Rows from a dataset
# # # # #

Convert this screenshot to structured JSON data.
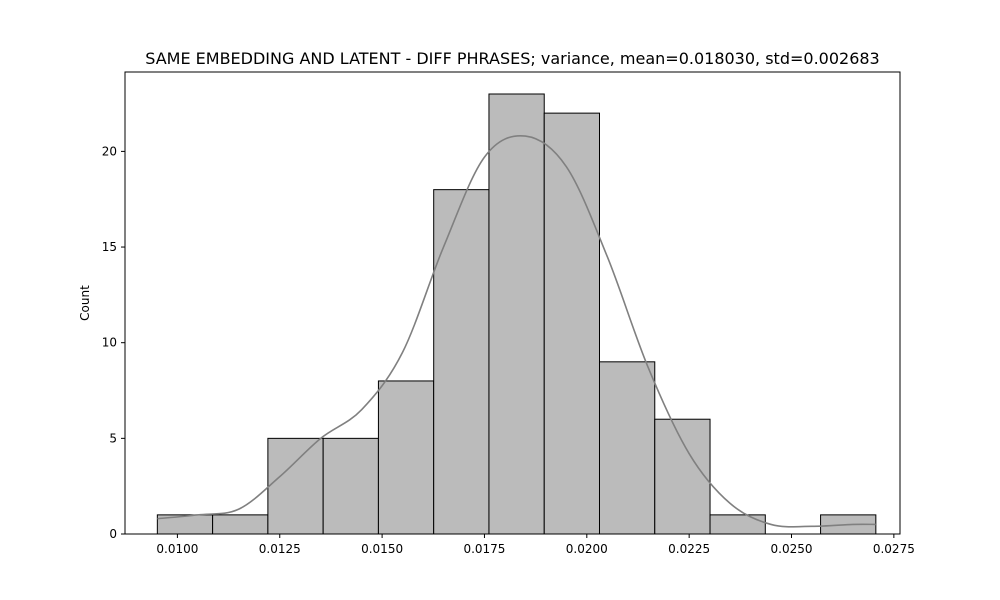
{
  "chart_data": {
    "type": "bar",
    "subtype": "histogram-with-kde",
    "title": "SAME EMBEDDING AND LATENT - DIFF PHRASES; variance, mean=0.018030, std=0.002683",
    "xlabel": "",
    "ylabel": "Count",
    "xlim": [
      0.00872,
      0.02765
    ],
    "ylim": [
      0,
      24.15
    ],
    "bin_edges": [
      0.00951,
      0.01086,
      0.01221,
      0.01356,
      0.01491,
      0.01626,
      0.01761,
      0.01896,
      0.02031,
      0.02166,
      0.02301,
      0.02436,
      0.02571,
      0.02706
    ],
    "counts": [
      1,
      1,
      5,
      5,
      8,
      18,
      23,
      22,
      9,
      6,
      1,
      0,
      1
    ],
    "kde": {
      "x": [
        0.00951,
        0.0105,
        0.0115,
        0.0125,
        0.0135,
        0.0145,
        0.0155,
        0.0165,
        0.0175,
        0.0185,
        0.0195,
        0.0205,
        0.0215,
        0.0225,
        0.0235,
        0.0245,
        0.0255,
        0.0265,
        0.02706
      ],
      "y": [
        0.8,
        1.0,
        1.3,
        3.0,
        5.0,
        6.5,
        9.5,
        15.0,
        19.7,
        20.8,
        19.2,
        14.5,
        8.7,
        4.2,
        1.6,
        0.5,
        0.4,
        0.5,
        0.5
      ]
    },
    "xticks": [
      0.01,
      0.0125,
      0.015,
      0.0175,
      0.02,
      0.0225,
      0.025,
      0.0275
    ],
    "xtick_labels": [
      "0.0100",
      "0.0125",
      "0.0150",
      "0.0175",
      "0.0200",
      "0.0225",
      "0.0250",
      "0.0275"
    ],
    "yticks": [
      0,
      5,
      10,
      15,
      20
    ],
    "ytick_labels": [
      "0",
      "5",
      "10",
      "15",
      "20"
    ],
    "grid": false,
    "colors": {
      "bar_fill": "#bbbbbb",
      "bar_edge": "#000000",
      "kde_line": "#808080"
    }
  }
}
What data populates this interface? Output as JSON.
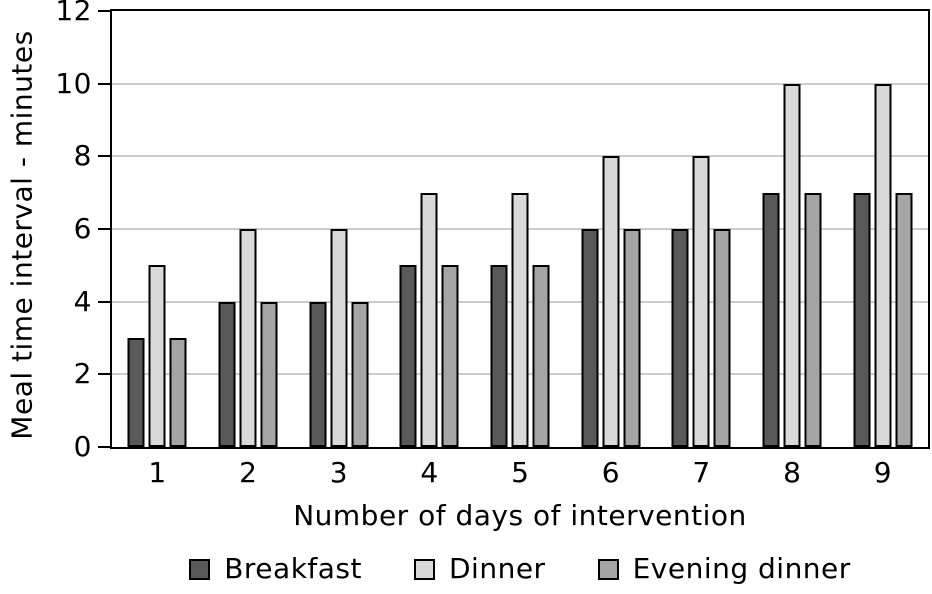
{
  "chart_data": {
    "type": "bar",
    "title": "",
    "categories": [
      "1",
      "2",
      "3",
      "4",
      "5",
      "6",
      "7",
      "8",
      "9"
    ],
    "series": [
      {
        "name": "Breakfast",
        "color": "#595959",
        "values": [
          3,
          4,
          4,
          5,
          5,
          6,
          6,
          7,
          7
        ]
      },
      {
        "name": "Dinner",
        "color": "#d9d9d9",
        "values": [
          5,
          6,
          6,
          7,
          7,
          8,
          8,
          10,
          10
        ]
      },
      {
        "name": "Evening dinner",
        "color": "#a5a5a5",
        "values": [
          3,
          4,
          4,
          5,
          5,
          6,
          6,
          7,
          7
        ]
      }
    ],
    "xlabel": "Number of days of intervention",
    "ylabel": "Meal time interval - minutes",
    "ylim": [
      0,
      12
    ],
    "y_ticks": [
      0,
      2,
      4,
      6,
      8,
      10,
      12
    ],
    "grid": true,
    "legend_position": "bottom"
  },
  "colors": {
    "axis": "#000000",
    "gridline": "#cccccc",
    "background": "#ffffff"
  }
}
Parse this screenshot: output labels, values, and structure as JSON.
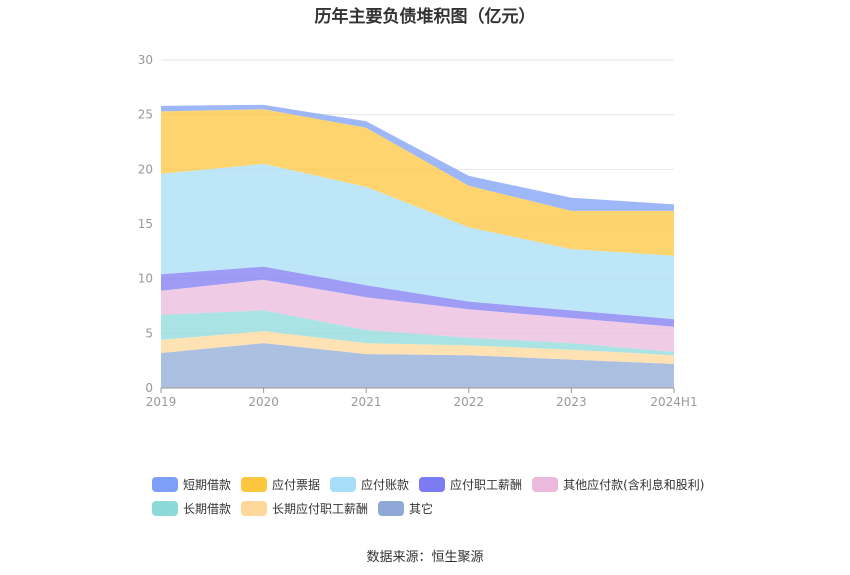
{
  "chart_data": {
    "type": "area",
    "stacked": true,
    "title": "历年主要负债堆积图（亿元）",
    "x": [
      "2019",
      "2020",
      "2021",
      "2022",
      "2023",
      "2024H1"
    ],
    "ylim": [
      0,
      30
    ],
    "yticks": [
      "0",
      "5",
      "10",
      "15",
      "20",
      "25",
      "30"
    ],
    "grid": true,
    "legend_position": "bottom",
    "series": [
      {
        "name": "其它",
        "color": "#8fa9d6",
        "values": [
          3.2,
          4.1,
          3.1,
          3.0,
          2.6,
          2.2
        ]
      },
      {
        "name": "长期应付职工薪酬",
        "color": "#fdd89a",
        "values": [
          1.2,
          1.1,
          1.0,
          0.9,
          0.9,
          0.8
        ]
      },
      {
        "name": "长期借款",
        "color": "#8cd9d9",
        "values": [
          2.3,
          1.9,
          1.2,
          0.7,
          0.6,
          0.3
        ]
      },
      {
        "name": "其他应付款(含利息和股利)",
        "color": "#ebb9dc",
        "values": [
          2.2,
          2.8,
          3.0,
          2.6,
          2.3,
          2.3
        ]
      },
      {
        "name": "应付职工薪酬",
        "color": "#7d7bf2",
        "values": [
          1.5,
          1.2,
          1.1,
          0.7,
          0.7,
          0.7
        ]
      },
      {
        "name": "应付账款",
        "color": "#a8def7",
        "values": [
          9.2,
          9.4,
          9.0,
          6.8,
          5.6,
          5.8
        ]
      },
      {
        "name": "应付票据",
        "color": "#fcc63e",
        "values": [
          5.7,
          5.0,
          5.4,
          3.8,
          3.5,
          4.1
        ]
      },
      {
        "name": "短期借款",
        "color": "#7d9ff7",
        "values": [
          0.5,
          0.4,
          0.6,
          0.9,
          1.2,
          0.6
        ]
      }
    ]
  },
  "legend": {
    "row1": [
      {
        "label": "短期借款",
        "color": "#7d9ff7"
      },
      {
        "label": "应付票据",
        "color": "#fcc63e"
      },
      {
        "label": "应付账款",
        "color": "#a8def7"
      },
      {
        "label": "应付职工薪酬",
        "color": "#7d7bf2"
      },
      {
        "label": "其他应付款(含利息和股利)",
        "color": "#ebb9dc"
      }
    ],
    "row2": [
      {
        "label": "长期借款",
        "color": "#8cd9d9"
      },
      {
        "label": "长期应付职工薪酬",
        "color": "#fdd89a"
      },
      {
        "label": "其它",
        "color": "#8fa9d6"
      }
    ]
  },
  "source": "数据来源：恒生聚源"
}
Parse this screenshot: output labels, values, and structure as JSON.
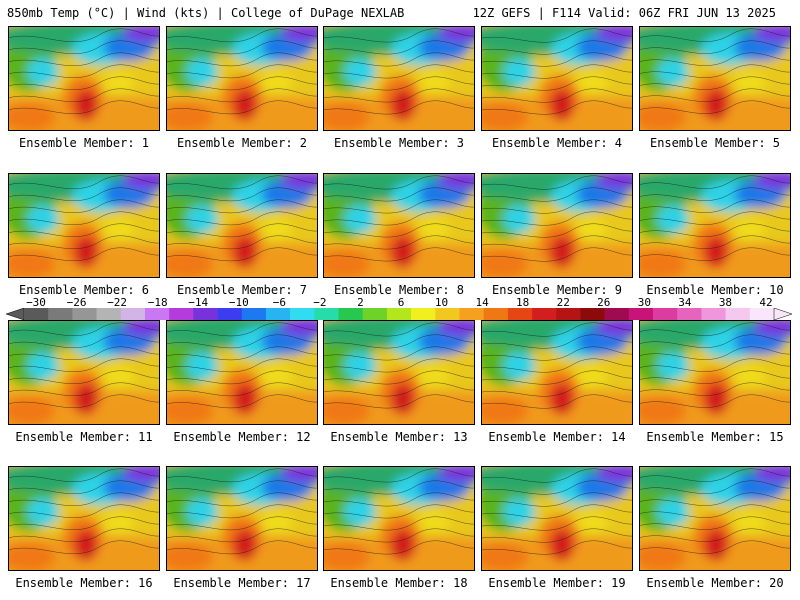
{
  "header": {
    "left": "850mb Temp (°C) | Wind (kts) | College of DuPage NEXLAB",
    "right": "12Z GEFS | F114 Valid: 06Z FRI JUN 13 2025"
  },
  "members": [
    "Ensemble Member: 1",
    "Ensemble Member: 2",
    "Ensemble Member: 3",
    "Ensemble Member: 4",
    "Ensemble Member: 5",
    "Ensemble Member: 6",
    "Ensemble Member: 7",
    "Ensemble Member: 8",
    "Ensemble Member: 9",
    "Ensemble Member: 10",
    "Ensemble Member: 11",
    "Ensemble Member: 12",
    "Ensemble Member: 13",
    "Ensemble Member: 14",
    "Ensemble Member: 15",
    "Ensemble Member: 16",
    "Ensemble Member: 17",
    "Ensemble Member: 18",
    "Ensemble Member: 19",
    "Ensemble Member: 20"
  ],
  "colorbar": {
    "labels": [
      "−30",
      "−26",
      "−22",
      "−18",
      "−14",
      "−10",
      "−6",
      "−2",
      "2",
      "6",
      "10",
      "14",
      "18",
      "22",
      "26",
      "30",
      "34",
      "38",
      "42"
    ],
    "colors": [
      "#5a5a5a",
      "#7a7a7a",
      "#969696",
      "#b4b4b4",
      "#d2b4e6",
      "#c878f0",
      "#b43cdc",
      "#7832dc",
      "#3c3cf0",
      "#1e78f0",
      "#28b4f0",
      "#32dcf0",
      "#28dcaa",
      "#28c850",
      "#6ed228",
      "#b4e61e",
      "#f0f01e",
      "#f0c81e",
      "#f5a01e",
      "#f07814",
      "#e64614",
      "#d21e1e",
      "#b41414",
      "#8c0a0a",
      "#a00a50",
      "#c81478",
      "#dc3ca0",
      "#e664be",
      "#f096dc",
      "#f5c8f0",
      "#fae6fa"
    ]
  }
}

# # # # #

**What the task requires**
Check every line of the data above for the string "title", and copy those that have it.

**Task answer**
    "title": "SAME EMBEDDING AND LATENT - DIFF PHRASES; variance, mean=0.018030, std=0.002683",
    "title": "",
    "title": "历年主要负债堆积图（亿元）",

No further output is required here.